- _Work instructions_:
Select each line where the word "JSON" appears.

[start Exercise input]

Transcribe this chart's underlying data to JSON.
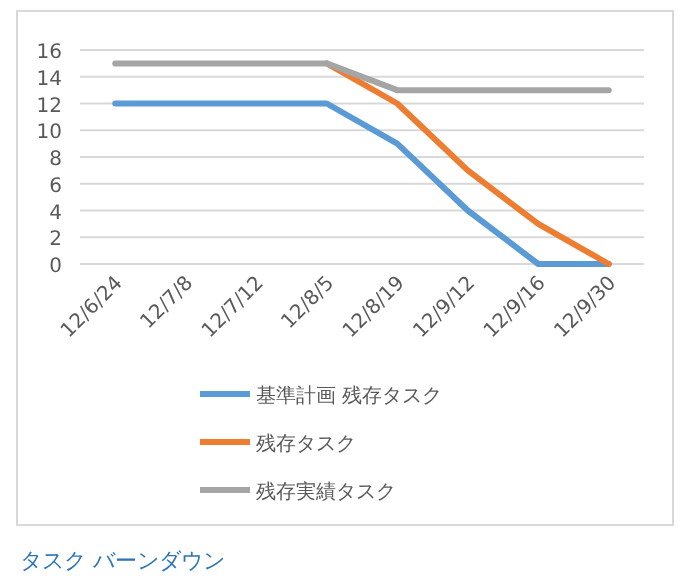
{
  "chart_data": {
    "type": "line",
    "title": "タスク バーンダウン",
    "categories": [
      "12/6/24",
      "12/7/8",
      "12/7/12",
      "12/8/5",
      "12/8/19",
      "12/9/12",
      "12/9/16",
      "12/9/30"
    ],
    "series": [
      {
        "name": "基準計画 残存タスク",
        "color": "#5b9bd5",
        "values": [
          12,
          12,
          12,
          12,
          9,
          4,
          0,
          0
        ]
      },
      {
        "name": "残存タスク",
        "color": "#ed7d31",
        "values": [
          null,
          null,
          null,
          15,
          12,
          7,
          3,
          0
        ]
      },
      {
        "name": "残存実績タスク",
        "color": "#a5a5a5",
        "values": [
          15,
          15,
          15,
          15,
          13,
          13,
          13,
          13
        ]
      }
    ],
    "ylim": [
      0,
      16
    ],
    "yticks": [
      0,
      2,
      4,
      6,
      8,
      10,
      12,
      14,
      16
    ],
    "grid": "y",
    "legend": "bottom"
  }
}
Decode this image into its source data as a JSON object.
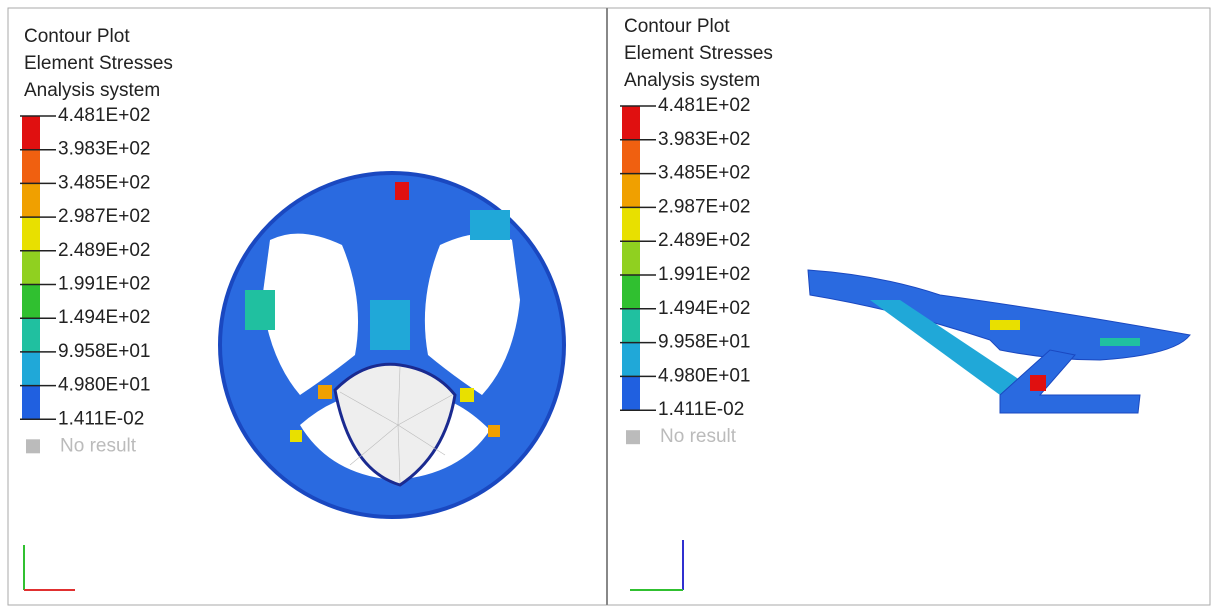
{
  "panels": [
    {
      "title_lines": [
        "Contour Plot",
        "Element Stresses",
        "Analysis system"
      ],
      "legend_labels": [
        "4.481E+02",
        "3.983E+02",
        "3.485E+02",
        "2.987E+02",
        "2.489E+02",
        "1.991E+02",
        "1.494E+02",
        "9.958E+01",
        "4.980E+01",
        "1.411E-02"
      ],
      "no_result": "No result"
    },
    {
      "title_lines": [
        "Contour Plot",
        "Element Stresses",
        "Analysis system"
      ],
      "legend_labels": [
        "4.481E+02",
        "3.983E+02",
        "3.485E+02",
        "2.987E+02",
        "2.489E+02",
        "1.991E+02",
        "1.494E+02",
        "9.958E+01",
        "4.980E+01",
        "1.411E-02"
      ],
      "no_result": "No result"
    }
  ]
}
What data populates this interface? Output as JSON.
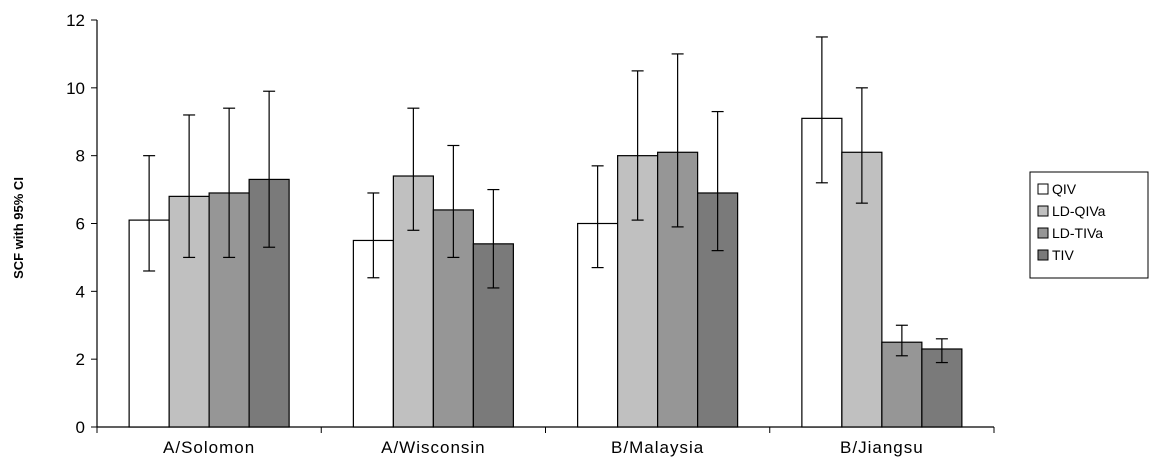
{
  "chart_data": {
    "type": "bar",
    "title": "",
    "xlabel": "",
    "ylabel": "SCF with 95% CI",
    "ylim": [
      0,
      12
    ],
    "yticks": [
      0,
      2,
      4,
      6,
      8,
      10,
      12
    ],
    "grid": false,
    "legend_position": "right",
    "categories": [
      "A/Solomon",
      "A/Wisconsin",
      "B/Malaysia",
      "B/Jiangsu"
    ],
    "series": [
      {
        "name": "QIV",
        "color": "#ffffff",
        "values": [
          6.1,
          5.5,
          6.0,
          9.1
        ],
        "ci_low": [
          4.6,
          4.4,
          4.7,
          7.2
        ],
        "ci_high": [
          8.0,
          6.9,
          7.7,
          11.5
        ]
      },
      {
        "name": "LD-QIVa",
        "color": "#c0c0c0",
        "values": [
          6.8,
          7.4,
          8.0,
          8.1
        ],
        "ci_low": [
          5.0,
          5.8,
          6.1,
          6.6
        ],
        "ci_high": [
          9.2,
          9.4,
          10.5,
          10.0
        ]
      },
      {
        "name": "LD-TIVa",
        "color": "#969696",
        "values": [
          6.9,
          6.4,
          8.1,
          2.5
        ],
        "ci_low": [
          5.0,
          5.0,
          5.9,
          2.1
        ],
        "ci_high": [
          9.4,
          8.3,
          11.0,
          3.0
        ]
      },
      {
        "name": "TIV",
        "color": "#7a7a7a",
        "values": [
          7.3,
          5.4,
          6.9,
          2.3
        ],
        "ci_low": [
          5.3,
          4.1,
          5.2,
          1.9
        ],
        "ci_high": [
          9.9,
          7.0,
          9.3,
          2.6
        ]
      }
    ]
  }
}
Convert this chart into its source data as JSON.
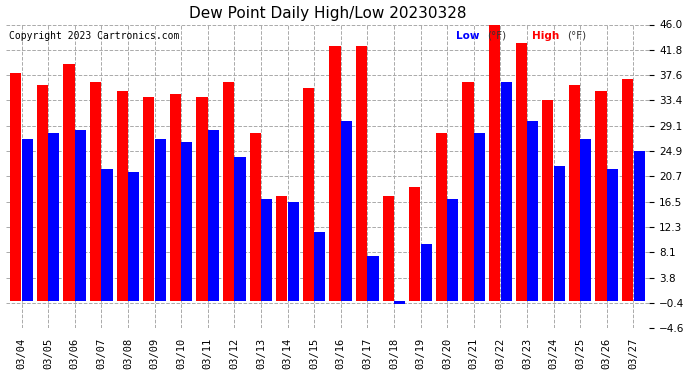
{
  "title": "Dew Point Daily High/Low 20230328",
  "copyright": "Copyright 2023 Cartronics.com",
  "legend_low": "Low",
  "legend_high": "High",
  "legend_unit": "(°F)",
  "dates": [
    "03/04",
    "03/05",
    "03/06",
    "03/07",
    "03/08",
    "03/09",
    "03/10",
    "03/11",
    "03/12",
    "03/13",
    "03/14",
    "03/15",
    "03/16",
    "03/17",
    "03/18",
    "03/19",
    "03/20",
    "03/21",
    "03/22",
    "03/23",
    "03/24",
    "03/25",
    "03/26",
    "03/27"
  ],
  "high_values": [
    38.0,
    36.0,
    39.5,
    36.5,
    35.0,
    34.0,
    34.5,
    34.0,
    36.5,
    28.0,
    17.5,
    35.5,
    42.5,
    42.5,
    17.5,
    19.0,
    28.0,
    36.5,
    46.0,
    43.0,
    33.5,
    36.0,
    35.0,
    37.0
  ],
  "low_values": [
    27.0,
    28.0,
    28.5,
    22.0,
    21.5,
    27.0,
    26.5,
    28.5,
    24.0,
    17.0,
    16.5,
    11.5,
    30.0,
    7.5,
    -0.5,
    9.5,
    17.0,
    28.0,
    36.5,
    30.0,
    22.5,
    27.0,
    22.0,
    25.0
  ],
  "high_color": "#ff0000",
  "low_color": "#0000ff",
  "bg_color": "#ffffff",
  "grid_color": "#aaaaaa",
  "title_color": "#000000",
  "ymin": -4.6,
  "ymax": 46.0,
  "yticks": [
    -4.6,
    -0.4,
    3.8,
    8.1,
    12.3,
    16.5,
    20.7,
    24.9,
    29.1,
    33.4,
    37.6,
    41.8,
    46.0
  ]
}
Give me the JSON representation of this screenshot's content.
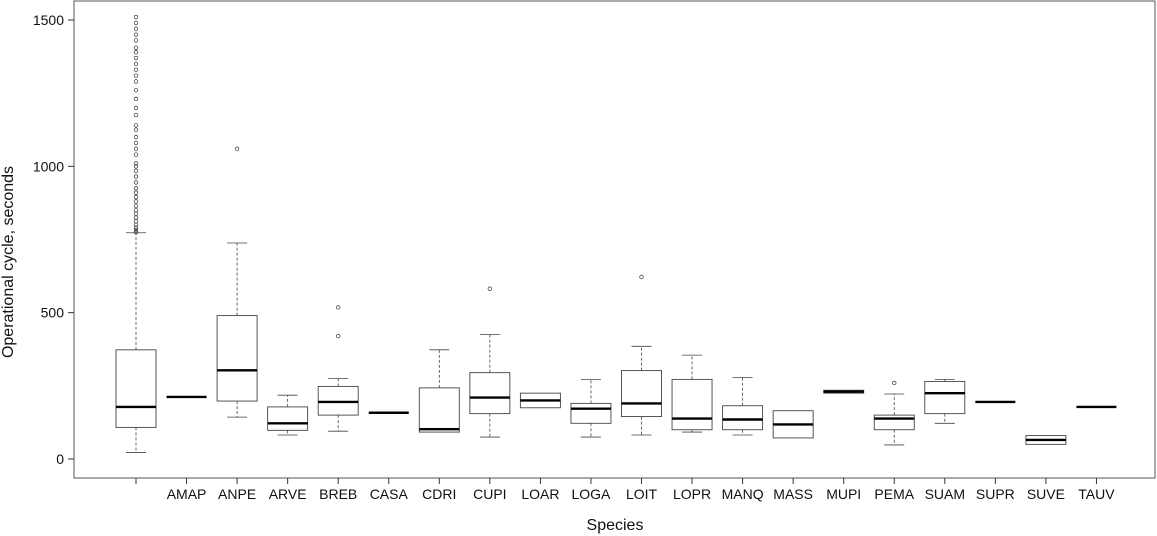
{
  "chart_data": {
    "type": "boxplot",
    "title": "",
    "xlabel": "Species",
    "ylabel": "Operational cycle, seconds",
    "ylim": [
      0,
      1500
    ],
    "yticks": [
      0,
      500,
      1000,
      1500
    ],
    "grid": false,
    "legend": "none",
    "categories": [
      "",
      "AMAP",
      "ANPE",
      "ARVE",
      "BREB",
      "CASA",
      "CDRI",
      "CUPI",
      "LOAR",
      "LOGA",
      "LOIT",
      "LOPR",
      "MANQ",
      "MASS",
      "MUPI",
      "PEMA",
      "SUAM",
      "SUPR",
      "SUVE",
      "TAUV"
    ],
    "boxes": [
      {
        "category": "",
        "min": 22,
        "q1": 108,
        "median": 178,
        "q3": 373,
        "max": 773,
        "outliers": [
          775,
          782,
          790,
          800,
          812,
          825,
          838,
          850,
          865,
          880,
          895,
          910,
          925,
          945,
          965,
          985,
          1000,
          1010,
          1040,
          1060,
          1080,
          1100,
          1125,
          1140,
          1175,
          1200,
          1230,
          1260,
          1290,
          1310,
          1330,
          1350,
          1370,
          1390,
          1405,
          1430,
          1450,
          1470,
          1490,
          1510
        ]
      },
      {
        "category": "AMAP",
        "min": 212,
        "q1": 212,
        "median": 212,
        "q3": 212,
        "max": 212,
        "outliers": []
      },
      {
        "category": "ANPE",
        "min": 143,
        "q1": 198,
        "median": 303,
        "q3": 490,
        "max": 738,
        "outliers": [
          1060
        ]
      },
      {
        "category": "ARVE",
        "min": 82,
        "q1": 98,
        "median": 122,
        "q3": 178,
        "max": 218,
        "outliers": []
      },
      {
        "category": "BREB",
        "min": 95,
        "q1": 150,
        "median": 195,
        "q3": 248,
        "max": 275,
        "outliers": [
          420,
          518
        ]
      },
      {
        "category": "CASA",
        "min": 158,
        "q1": 158,
        "median": 158,
        "q3": 158,
        "max": 158,
        "outliers": []
      },
      {
        "category": "CDRI",
        "min": 92,
        "q1": 92,
        "median": 102,
        "q3": 243,
        "max": 373,
        "outliers": []
      },
      {
        "category": "CUPI",
        "min": 75,
        "q1": 155,
        "median": 210,
        "q3": 295,
        "max": 425,
        "outliers": [
          582
        ]
      },
      {
        "category": "LOAR",
        "min": 175,
        "q1": 175,
        "median": 200,
        "q3": 225,
        "max": 225,
        "outliers": []
      },
      {
        "category": "LOGA",
        "min": 75,
        "q1": 122,
        "median": 172,
        "q3": 190,
        "max": 272,
        "outliers": []
      },
      {
        "category": "LOIT",
        "min": 82,
        "q1": 145,
        "median": 190,
        "q3": 302,
        "max": 385,
        "outliers": [
          622
        ]
      },
      {
        "category": "LOPR",
        "min": 92,
        "q1": 100,
        "median": 138,
        "q3": 272,
        "max": 355,
        "outliers": []
      },
      {
        "category": "MANQ",
        "min": 82,
        "q1": 100,
        "median": 135,
        "q3": 182,
        "max": 278,
        "outliers": []
      },
      {
        "category": "MASS",
        "min": 72,
        "q1": 72,
        "median": 118,
        "q3": 165,
        "max": 165,
        "outliers": []
      },
      {
        "category": "MUPI",
        "min": 225,
        "q1": 225,
        "median": 230,
        "q3": 235,
        "max": 235,
        "outliers": []
      },
      {
        "category": "PEMA",
        "min": 48,
        "q1": 100,
        "median": 138,
        "q3": 150,
        "max": 222,
        "outliers": [
          260
        ]
      },
      {
        "category": "SUAM",
        "min": 122,
        "q1": 155,
        "median": 225,
        "q3": 265,
        "max": 272,
        "outliers": []
      },
      {
        "category": "SUPR",
        "min": 195,
        "q1": 195,
        "median": 195,
        "q3": 195,
        "max": 195,
        "outliers": []
      },
      {
        "category": "SUVE",
        "min": 50,
        "q1": 50,
        "median": 65,
        "q3": 80,
        "max": 80,
        "outliers": []
      },
      {
        "category": "TAUV",
        "min": 178,
        "q1": 178,
        "median": 178,
        "q3": 178,
        "max": 178,
        "outliers": []
      }
    ]
  }
}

[end Exercise input]

- _Result of the task_:
Transcribe this chart's underlying data to JSON.
Decode this image into its source data as a JSON object.
What data populates this interface? Output as JSON.
Convert this chart into its source data as JSON.
Give me the JSON representation of this screenshot's content.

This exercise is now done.